## OBJECTIVE:
Find every line in the records below that holds the word "Water" and copy it.

☆ ☆ ☆ ☆ ☆ ☆ ☆

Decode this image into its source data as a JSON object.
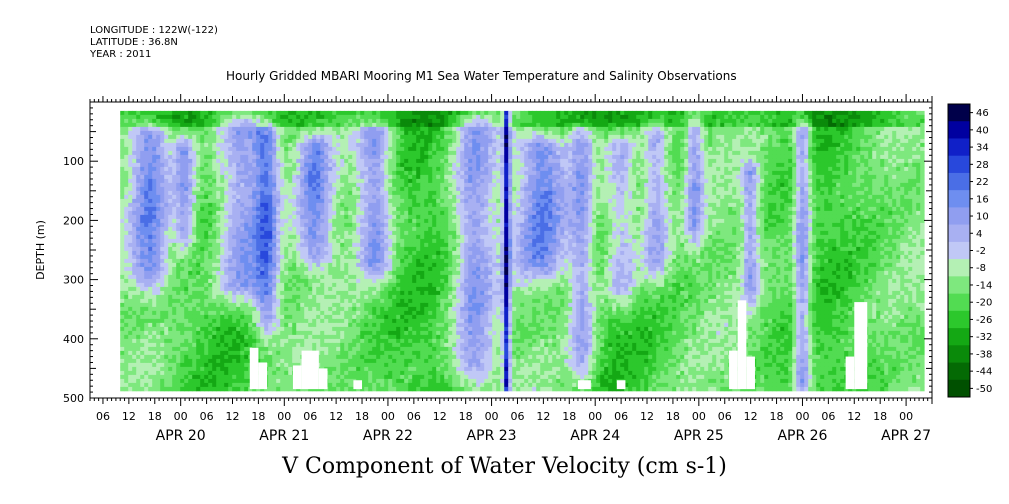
{
  "header": {
    "longitude": "LONGITUDE : 122W(-122)",
    "latitude": "LATITUDE : 36.8N",
    "year": "YEAR : 2011"
  },
  "colors": {
    "colorbar": [
      "#00004a",
      "#0000a0",
      "#1020c8",
      "#2848dc",
      "#4a6ee6",
      "#6e8ef0",
      "#909ef0",
      "#a8b0f2",
      "#c0c8f6",
      "#b4f0b4",
      "#7ee87e",
      "#52dc52",
      "#2cc82c",
      "#14a814",
      "#0a8a0a",
      "#046a04",
      "#005000"
    ],
    "missing": "#ffffff"
  },
  "chart_data": {
    "type": "heatmap",
    "title": "Hourly Gridded MBARI Mooring M1 Sea Water Temperature and Salinity Observations",
    "caption": "V Component of Water Velocity (cm s-1)",
    "ylabel": "DEPTH (m)",
    "xlabel": "",
    "x_range": [
      "APR 19 03:00",
      "APR 27 06:00"
    ],
    "y_range": [
      0,
      500
    ],
    "y_inverted": true,
    "y_ticks": [
      100,
      200,
      300,
      400,
      500
    ],
    "x_hour_ticks": [
      "06",
      "12",
      "18",
      "00",
      "06",
      "12",
      "18",
      "00",
      "06",
      "12",
      "18",
      "00",
      "06",
      "12",
      "18",
      "00",
      "06",
      "12",
      "18",
      "00",
      "06",
      "12",
      "18",
      "00",
      "06",
      "12",
      "18",
      "00",
      "06",
      "12",
      "18",
      "00"
    ],
    "x_date_labels": [
      {
        "label": "APR 20",
        "day": 20
      },
      {
        "label": "APR 21",
        "day": 21
      },
      {
        "label": "APR 22",
        "day": 22
      },
      {
        "label": "APR 23",
        "day": 23
      },
      {
        "label": "APR 24",
        "day": 24
      },
      {
        "label": "APR 25",
        "day": 25
      },
      {
        "label": "APR 26",
        "day": 26
      },
      {
        "label": "APR 27",
        "day": 27
      }
    ],
    "colorbar_levels": [
      "46",
      "40",
      "34",
      "28",
      "22",
      "16",
      "10",
      "4",
      "-2",
      "-8",
      "-14",
      "-20",
      "-26",
      "-32",
      "-38",
      "-44",
      "-50"
    ],
    "colorbar_range": [
      -50,
      52
    ],
    "depth_data_range": [
      15,
      485
    ],
    "time_data_range": [
      "APR 19 10:00",
      "APR 27 04:00"
    ],
    "northward_bands": [
      {
        "center": "APR 19 17:00",
        "width_h": 9,
        "top": 60,
        "bottom": 280,
        "v": 12
      },
      {
        "center": "APR 20 01:00",
        "width_h": 5,
        "top": 80,
        "bottom": 220,
        "v": 9
      },
      {
        "center": "APR 20 14:00",
        "width_h": 12,
        "top": 40,
        "bottom": 300,
        "v": 14
      },
      {
        "center": "APR 20 20:00",
        "width_h": 6,
        "top": 60,
        "bottom": 360,
        "v": 12
      },
      {
        "center": "APR 21 07:00",
        "width_h": 8,
        "top": 80,
        "bottom": 240,
        "v": 10
      },
      {
        "center": "APR 21 21:00",
        "width_h": 8,
        "top": 60,
        "bottom": 260,
        "v": 12
      },
      {
        "center": "APR 22 20:00",
        "width_h": 10,
        "top": 40,
        "bottom": 440,
        "v": 10
      },
      {
        "center": "APR 23 03:30",
        "width_h": 1.5,
        "top": 20,
        "bottom": 470,
        "v": 30
      },
      {
        "center": "APR 23 12:00",
        "width_h": 12,
        "top": 80,
        "bottom": 260,
        "v": 12
      },
      {
        "center": "APR 23 21:00",
        "width_h": 6,
        "top": 60,
        "bottom": 430,
        "v": 8
      },
      {
        "center": "APR 24 06:00",
        "width_h": 8,
        "top": 80,
        "bottom": 300,
        "v": 8
      },
      {
        "center": "APR 24 14:00",
        "width_h": 6,
        "top": 60,
        "bottom": 260,
        "v": 9
      },
      {
        "center": "APR 24 23:00",
        "width_h": 4,
        "top": 40,
        "bottom": 200,
        "v": 6
      },
      {
        "center": "APR 25 12:00",
        "width_h": 4,
        "top": 120,
        "bottom": 300,
        "v": 6
      },
      {
        "center": "APR 26 00:00",
        "width_h": 4,
        "top": 50,
        "bottom": 460,
        "v": 14
      }
    ],
    "missing_gaps": [
      {
        "start": "APR 20 16:00",
        "end": "APR 20 18:00",
        "top": 415
      },
      {
        "start": "APR 20 18:00",
        "end": "APR 20 20:00",
        "top": 440
      },
      {
        "start": "APR 21 16:00",
        "end": "APR 21 18:00",
        "top": 470
      },
      {
        "start": "APR 21 02:00",
        "end": "APR 21 04:00",
        "top": 445
      },
      {
        "start": "APR 21 04:00",
        "end": "APR 21 08:00",
        "top": 420
      },
      {
        "start": "APR 21 08:00",
        "end": "APR 21 10:00",
        "top": 450
      },
      {
        "start": "APR 23 20:00",
        "end": "APR 23 23:00",
        "top": 470
      },
      {
        "start": "APR 24 05:00",
        "end": "APR 24 07:00",
        "top": 470
      },
      {
        "start": "APR 25 07:00",
        "end": "APR 25 09:00",
        "top": 420
      },
      {
        "start": "APR 25 09:00",
        "end": "APR 25 11:00",
        "top": 335
      },
      {
        "start": "APR 25 11:00",
        "end": "APR 25 13:00",
        "top": 430
      },
      {
        "start": "APR 26 10:00",
        "end": "APR 26 12:00",
        "top": 430
      },
      {
        "start": "APR 26 12:00",
        "end": "APR 26 15:00",
        "top": 338
      }
    ]
  }
}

☆ ☆ ☆ ☆ ☆ ☆ ☆

## CORRECT ANSWER:
    "title": "Hourly Gridded MBARI Mooring M1 Sea Water Temperature and Salinity Observations",
    "caption": "V Component of Water Velocity (cm s-1)",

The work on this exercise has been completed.